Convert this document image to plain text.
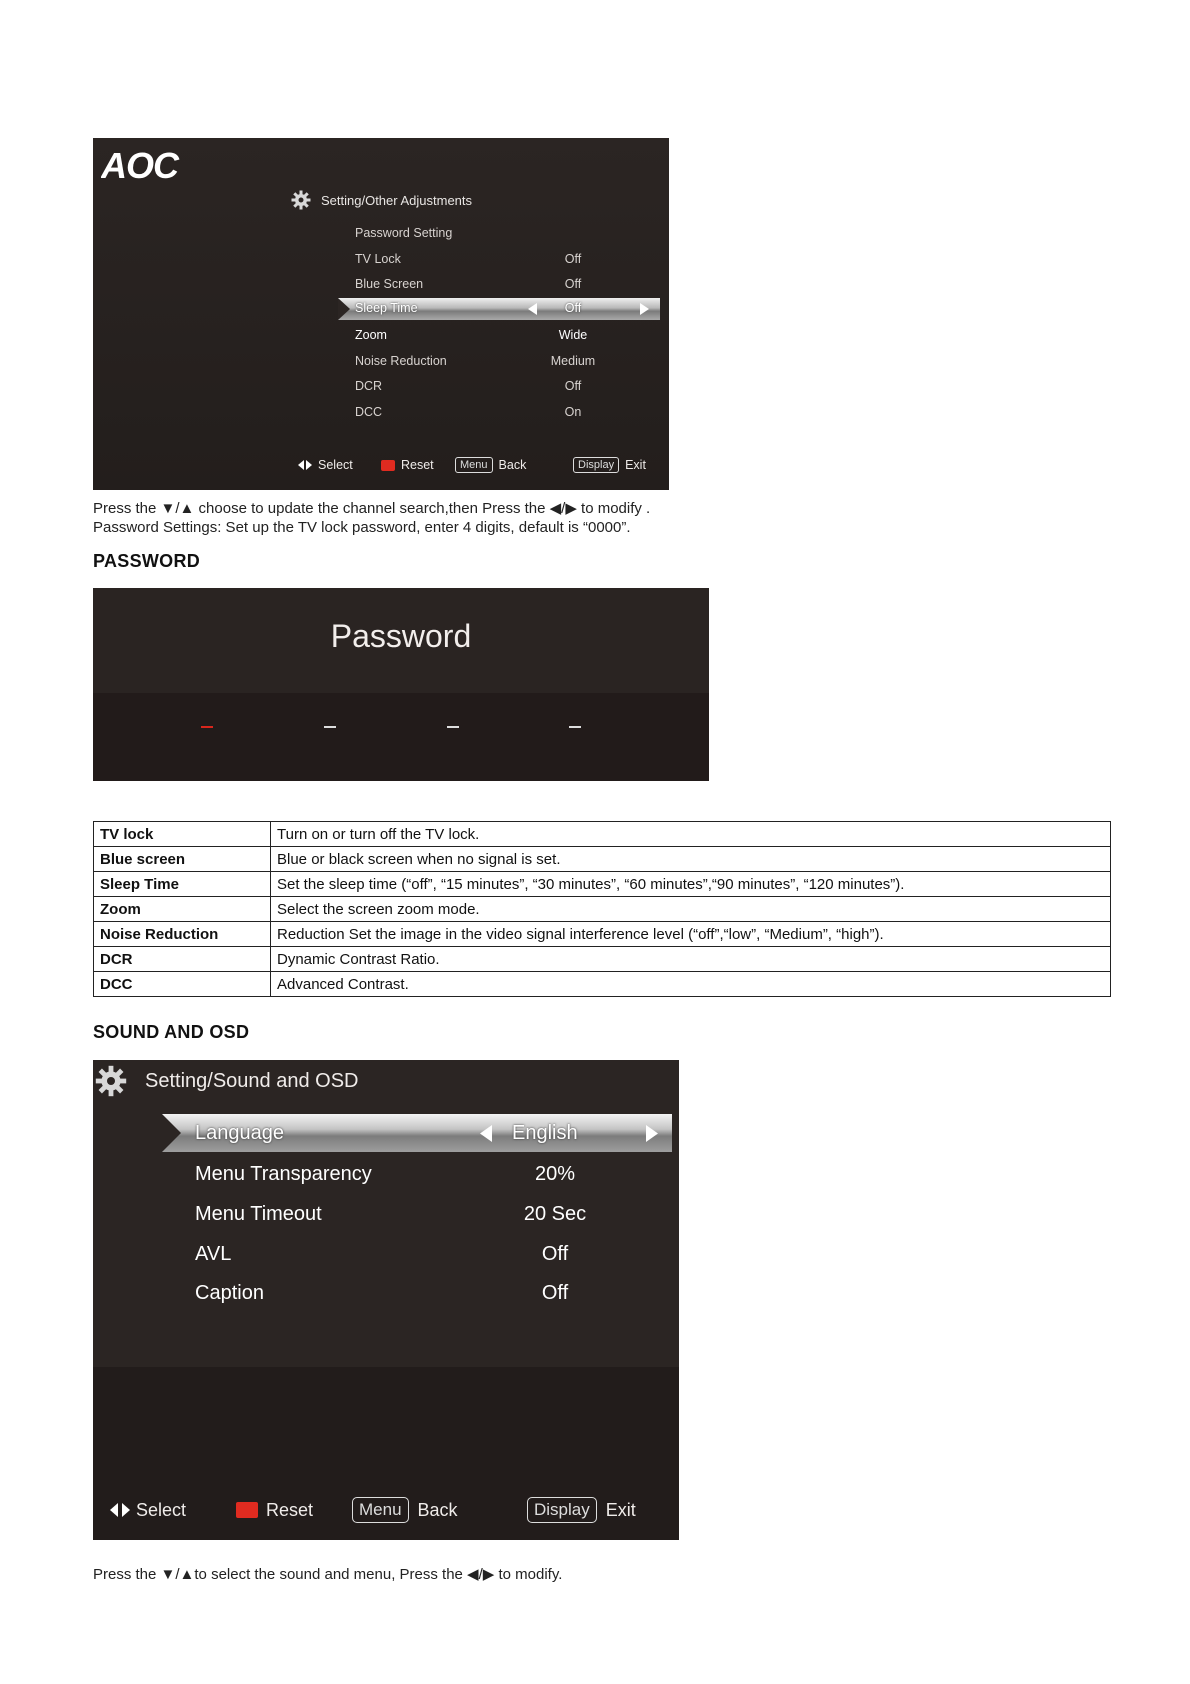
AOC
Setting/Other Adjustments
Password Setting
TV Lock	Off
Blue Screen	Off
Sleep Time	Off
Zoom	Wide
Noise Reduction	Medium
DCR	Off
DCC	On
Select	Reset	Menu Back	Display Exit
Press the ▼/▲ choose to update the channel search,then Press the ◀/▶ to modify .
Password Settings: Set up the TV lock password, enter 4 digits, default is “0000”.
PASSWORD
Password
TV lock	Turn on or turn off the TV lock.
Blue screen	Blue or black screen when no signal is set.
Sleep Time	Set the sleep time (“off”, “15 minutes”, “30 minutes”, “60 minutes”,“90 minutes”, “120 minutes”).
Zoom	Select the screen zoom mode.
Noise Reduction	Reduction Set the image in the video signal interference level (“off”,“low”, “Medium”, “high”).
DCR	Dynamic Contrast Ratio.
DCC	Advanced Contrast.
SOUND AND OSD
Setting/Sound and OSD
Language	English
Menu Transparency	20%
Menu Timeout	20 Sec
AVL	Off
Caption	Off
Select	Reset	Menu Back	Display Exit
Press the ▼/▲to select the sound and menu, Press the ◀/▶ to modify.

▬▬▬

§ Objective
Word for word, quote the full listing, omitting every picture.

§ Solved exercise
Convert this document image to plain text.
AOC
Setting/Other Adjustments
Password Setting
TV Lock	Off
Blue Screen	Off
Sleep Time	Off
Zoom	Wide
Noise Reduction	Medium
DCR	Off
DCC	On
Select	Reset	Menu Back	Display Exit
Press the ▼/▲ choose to update the channel search,then Press the ◀/▶ to modify .
Password Settings: Set up the TV lock password, enter 4 digits, default is “0000”.
PASSWORD
Password
TV lock	Turn on or turn off the TV lock.
Blue screen	Blue or black screen when no signal is set.
Sleep Time	Set the sleep time (“off”, “15 minutes”, “30 minutes”, “60 minutes”,“90 minutes”, “120 minutes”).
Zoom	Select the screen zoom mode.
Noise Reduction	Reduction Set the image in the video signal interference level (“off”,“low”, “Medium”, “high”).
DCR	Dynamic Contrast Ratio.
DCC	Advanced Contrast.
SOUND AND OSD
Setting/Sound and OSD
Language	English
Menu Transparency	20%
Menu Timeout	20 Sec
AVL	Off
Caption	Off
Select	Reset	Menu Back	Display Exit
Press the ▼/▲to select the sound and menu, Press the ◀/▶ to modify.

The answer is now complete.